| YOUR TASK |
Strip the pictures and reproduce the rest of the listing exactly.

| RECORDS FOR THIS TASK |
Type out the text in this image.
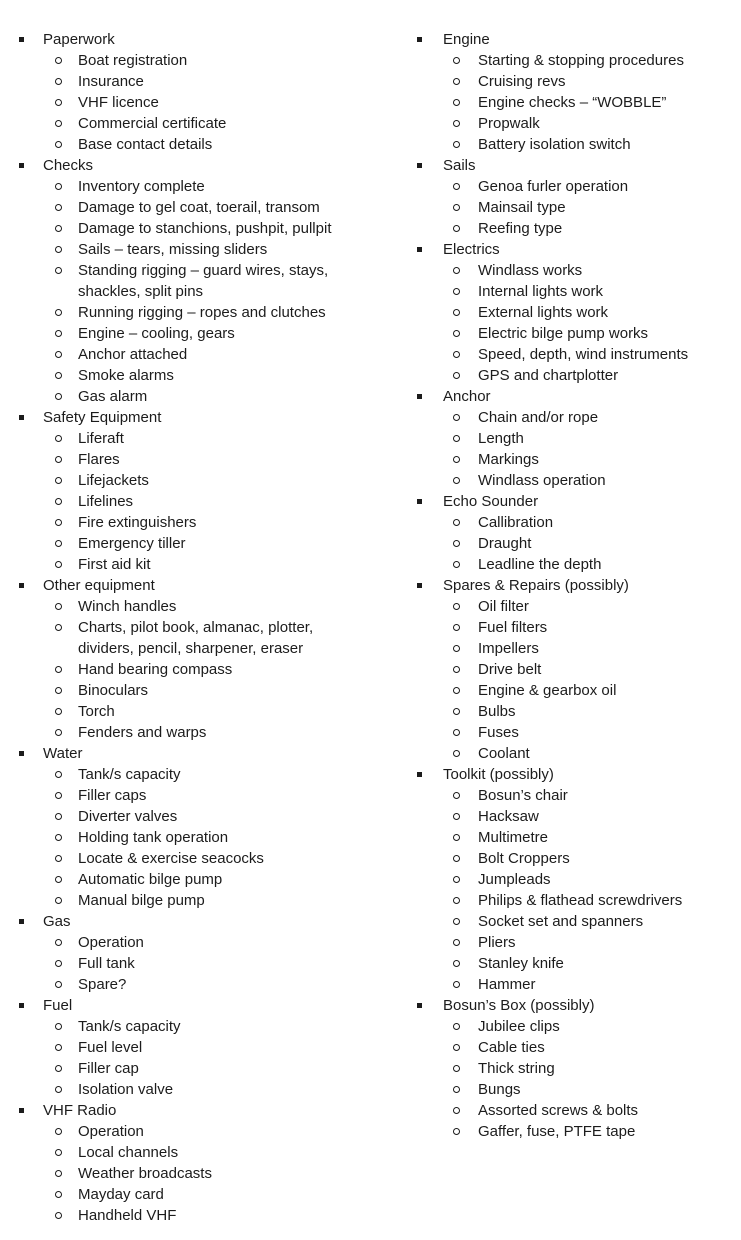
Paperwork
Boat registration
Insurance
VHF licence
Commercial certificate
Base contact details
Checks
Inventory complete
Damage to gel coat, toerail, transom
Damage to stanchions, pushpit, pullpit
Sails – tears, missing sliders
Standing rigging – guard wires, stays, shackles, split pins
Running rigging – ropes and clutches
Engine – cooling, gears
Anchor attached
Smoke alarms
Gas alarm
Safety Equipment
Liferaft
Flares
Lifejackets
Lifelines
Fire extinguishers
Emergency tiller
First aid kit
Other equipment
Winch handles
Charts, pilot book, almanac, plotter, dividers, pencil, sharpener, eraser
Hand bearing compass
Binoculars
Torch
Fenders and warps
Water
Tank/s capacity
Filler caps
Diverter valves
Holding tank operation
Locate & exercise seacocks
Automatic bilge pump
Manual bilge pump
Gas
Operation
Full tank
Spare?
Fuel
Tank/s capacity
Fuel level
Filler cap
Isolation valve
VHF Radio
Operation
Local channels
Weather broadcasts
Mayday card
Handheld VHF
Engine
Starting & stopping procedures
Cruising revs
Engine checks – “WOBBLE”
Propwalk
Battery isolation switch
Sails
Genoa furler operation
Mainsail type
Reefing type
Electrics
Windlass works
Internal lights work
External lights work
Electric bilge pump works
Speed, depth, wind instruments
GPS and chartplotter
Anchor
Chain and/or rope
Length
Markings
Windlass operation
Echo Sounder
Callibration
Draught
Leadline the depth
Spares & Repairs (possibly)
Oil filter
Fuel filters
Impellers
Drive belt
Engine & gearbox oil
Bulbs
Fuses
Coolant
Toolkit (possibly)
Bosun’s chair
Hacksaw
Multimetre
Bolt Croppers
Jumpleads
Philips & flathead screwdrivers
Socket set and spanners
Pliers
Stanley knife
Hammer
Bosun’s Box (possibly)
Jubilee clips
Cable ties
Thick string
Bungs
Assorted screws & bolts
Gaffer, fuse, PTFE tape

| OUTPUT OF THE EXERCISE |
Type out the text in this image.
Paperwork
Boat registration
Insurance
VHF licence
Commercial certificate
Base contact details
Checks
Inventory complete
Damage to gel coat, toerail, transom
Damage to stanchions, pushpit, pullpit
Sails – tears, missing sliders
Standing rigging – guard wires, stays, shackles, split pins
Running rigging – ropes and clutches
Engine – cooling, gears
Anchor attached
Smoke alarms
Gas alarm
Safety Equipment
Liferaft
Flares
Lifejackets
Lifelines
Fire extinguishers
Emergency tiller
First aid kit
Other equipment
Winch handles
Charts, pilot book, almanac, plotter, dividers, pencil, sharpener, eraser
Hand bearing compass
Binoculars
Torch
Fenders and warps
Water
Tank/s capacity
Filler caps
Diverter valves
Holding tank operation
Locate & exercise seacocks
Automatic bilge pump
Manual bilge pump
Gas
Operation
Full tank
Spare?
Fuel
Tank/s capacity
Fuel level
Filler cap
Isolation valve
VHF Radio
Operation
Local channels
Weather broadcasts
Mayday card
Handheld VHF
Engine
Starting & stopping procedures
Cruising revs
Engine checks – “WOBBLE”
Propwalk
Battery isolation switch
Sails
Genoa furler operation
Mainsail type
Reefing type
Electrics
Windlass works
Internal lights work
External lights work
Electric bilge pump works
Speed, depth, wind instruments
GPS and chartplotter
Anchor
Chain and/or rope
Length
Markings
Windlass operation
Echo Sounder
Callibration
Draught
Leadline the depth
Spares & Repairs (possibly)
Oil filter
Fuel filters
Impellers
Drive belt
Engine & gearbox oil
Bulbs
Fuses
Coolant
Toolkit (possibly)
Bosun’s chair
Hacksaw
Multimetre
Bolt Croppers
Jumpleads
Philips & flathead screwdrivers
Socket set and spanners
Pliers
Stanley knife
Hammer
Bosun’s Box (possibly)
Jubilee clips
Cable ties
Thick string
Bungs
Assorted screws & bolts
Gaffer, fuse, PTFE tape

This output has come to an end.